_What you need to do_. Carry none of the pictures over; set down the material below exactly.

======== Data lines ========

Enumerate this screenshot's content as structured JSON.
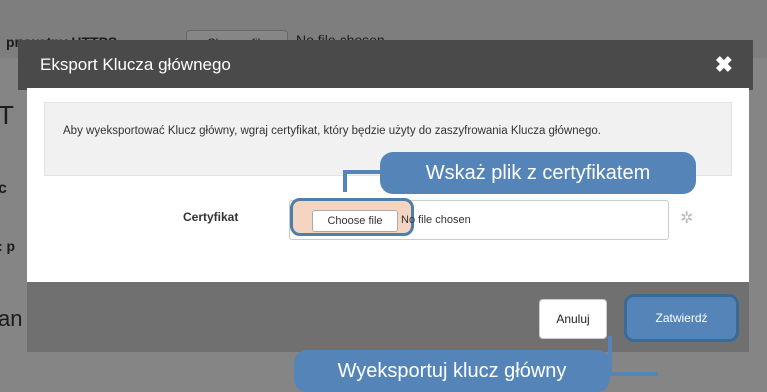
{
  "background": {
    "label": "prywatny HTTPS",
    "choose_label": "Choose file",
    "no_file": "No file chosen"
  },
  "modal": {
    "title": "Eksport Klucza głównego",
    "close_symbol": "✖",
    "info_text": "Aby wyeksportować Klucz główny, wgraj certyfikat, który będzie użyty do zaszyfrowania Klucza głównego.",
    "cert_label": "Certyfikat",
    "choose_file_label": "Choose file",
    "no_file_label": "No file chosen",
    "gear_icon": "✲",
    "cancel_label": "Anuluj",
    "submit_label": "Zatwierdź"
  },
  "callouts": {
    "file": "Wskaż plik z certyfikatem",
    "export": "Wyeksportuj klucz główny"
  },
  "colors": {
    "accent": "#5585b8",
    "header": "#4a4a4a",
    "footer": "#707070"
  }
}
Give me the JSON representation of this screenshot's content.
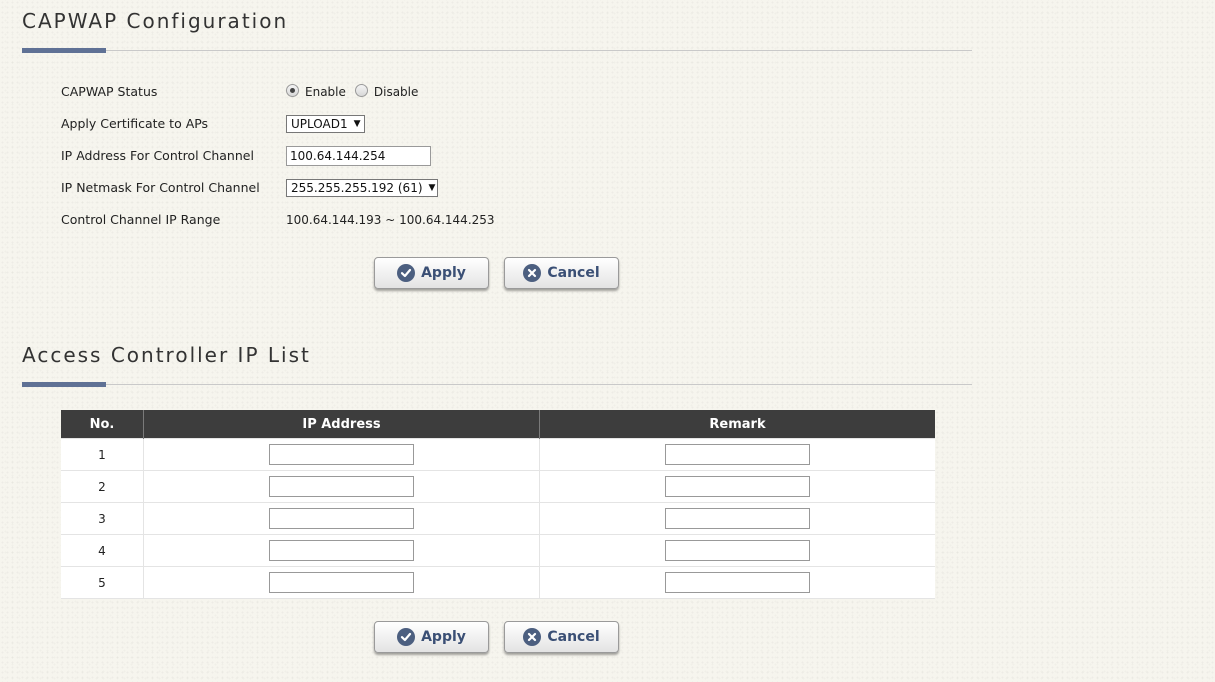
{
  "capwap": {
    "title": "CAPWAP Configuration",
    "status": {
      "label": "CAPWAP Status",
      "enable_label": "Enable",
      "disable_label": "Disable",
      "selected": "Enable"
    },
    "certificate": {
      "label": "Apply Certificate to APs",
      "value": "UPLOAD1"
    },
    "ip_address": {
      "label": "IP Address For Control Channel",
      "value": "100.64.144.254"
    },
    "netmask": {
      "label": "IP Netmask For Control Channel",
      "value": "255.255.255.192 (61)"
    },
    "ip_range": {
      "label": "Control Channel IP Range",
      "value": "100.64.144.193 ~ 100.64.144.253"
    },
    "apply_label": "Apply",
    "cancel_label": "Cancel"
  },
  "ac_list": {
    "title": "Access Controller IP List",
    "columns": [
      "No.",
      "IP Address",
      "Remark"
    ],
    "rows": [
      {
        "no": "1",
        "ip": "",
        "remark": ""
      },
      {
        "no": "2",
        "ip": "",
        "remark": ""
      },
      {
        "no": "3",
        "ip": "",
        "remark": ""
      },
      {
        "no": "4",
        "ip": "",
        "remark": ""
      },
      {
        "no": "5",
        "ip": "",
        "remark": ""
      }
    ],
    "apply_label": "Apply",
    "cancel_label": "Cancel"
  },
  "colors": {
    "accent": "#5f7195",
    "button_text": "#3a4f75",
    "table_header": "#3d3d3d"
  },
  "icons": {
    "apply": "check-circle-icon",
    "cancel": "x-circle-icon"
  }
}
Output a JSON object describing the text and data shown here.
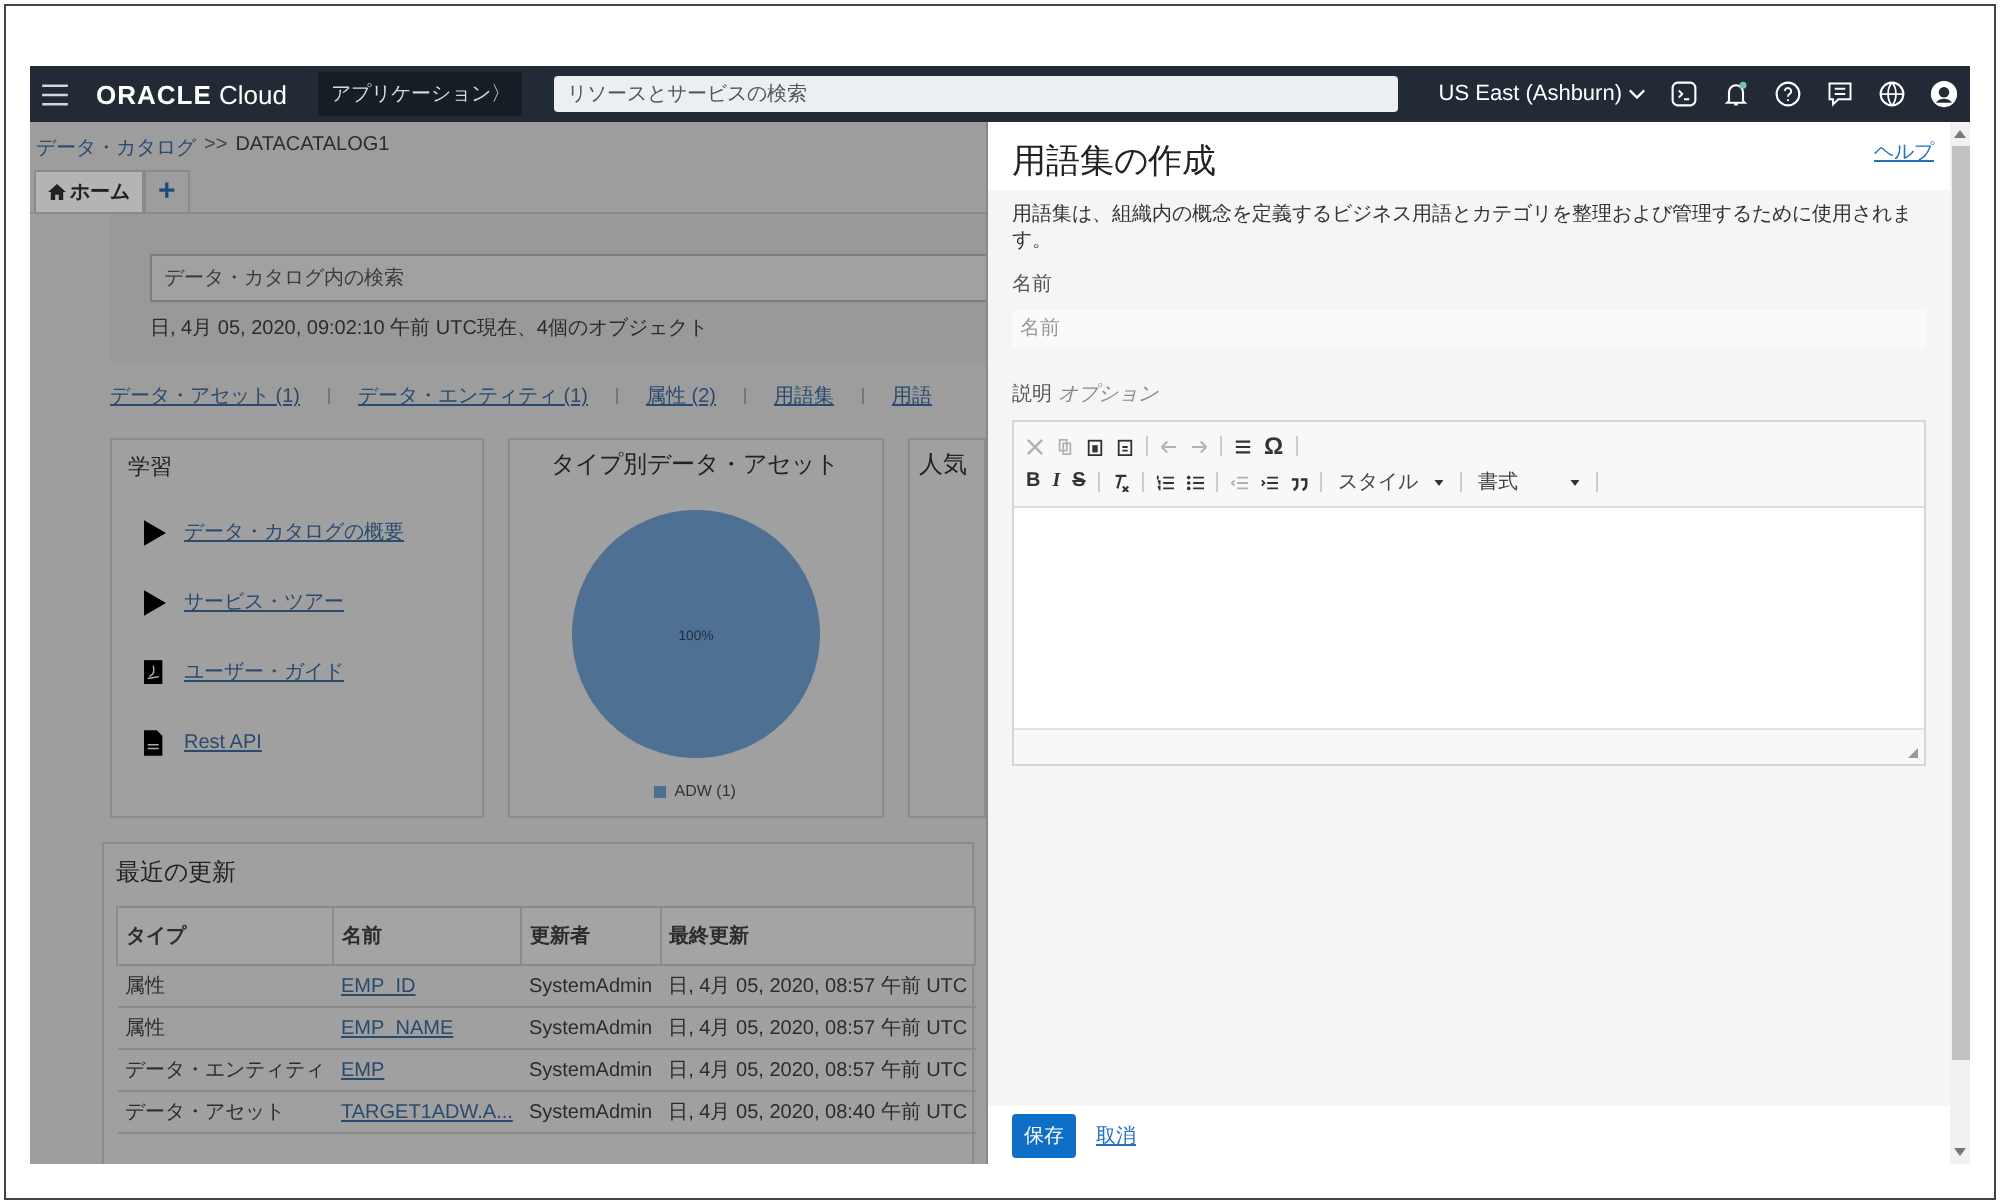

========

_Result of this exercise_.
Enumerate this screenshot's content as structured JSON.
{
  "background": {
    "label": "prywatny HTTPS",
    "choose_label": "Choose file",
    "no_file": "No file chosen"
  },
  "modal": {
    "title": "Eksport Klucza głównego",
    "close_symbol": "✖",
    "info_text": "Aby wyeksportować Klucz główny, wgraj certyfikat, który będzie użyty do zaszyfrowania Klucza głównego.",
    "cert_label": "Certyfikat",
    "choose_file_label": "Choose file",
    "no_file_label": "No file chosen",
    "gear_icon": "✲",
    "cancel_label": "Anuluj",
    "submit_label": "Zatwierdź"
  },
  "callouts": {
    "file": "Wskaż plik z certyfikatem",
    "export": "Wyeksportuj klucz główny"
  },
  "colors": {
    "accent": "#5585b8",
    "header": "#4a4a4a",
    "footer": "#707070"
  }
}
Give me the JSON representation of this screenshot's content.
{
  "capwap": {
    "title": "CAPWAP Configuration",
    "status": {
      "label": "CAPWAP Status",
      "enable_label": "Enable",
      "disable_label": "Disable",
      "selected": "Enable"
    },
    "certificate": {
      "label": "Apply Certificate to APs",
      "value": "UPLOAD1"
    },
    "ip_address": {
      "label": "IP Address For Control Channel",
      "value": "100.64.144.254"
    },
    "netmask": {
      "label": "IP Netmask For Control Channel",
      "value": "255.255.255.192 (61)"
    },
    "ip_range": {
      "label": "Control Channel IP Range",
      "value": "100.64.144.193 ~ 100.64.144.253"
    },
    "apply_label": "Apply",
    "cancel_label": "Cancel"
  },
  "ac_list": {
    "title": "Access Controller IP List",
    "columns": [
      "No.",
      "IP Address",
      "Remark"
    ],
    "rows": [
      {
        "no": "1",
        "ip": "",
        "remark": ""
      },
      {
        "no": "2",
        "ip": "",
        "remark": ""
      },
      {
        "no": "3",
        "ip": "",
        "remark": ""
      },
      {
        "no": "4",
        "ip": "",
        "remark": ""
      },
      {
        "no": "5",
        "ip": "",
        "remark": ""
      }
    ],
    "apply_label": "Apply",
    "cancel_label": "Cancel"
  },
  "colors": {
    "accent": "#5f7195",
    "button_text": "#3a4f75",
    "table_header": "#3d3d3d"
  },
  "icons": {
    "apply": "check-circle-icon",
    "cancel": "x-circle-icon"
  }
}
Output a JSON object describing the text and data shown here.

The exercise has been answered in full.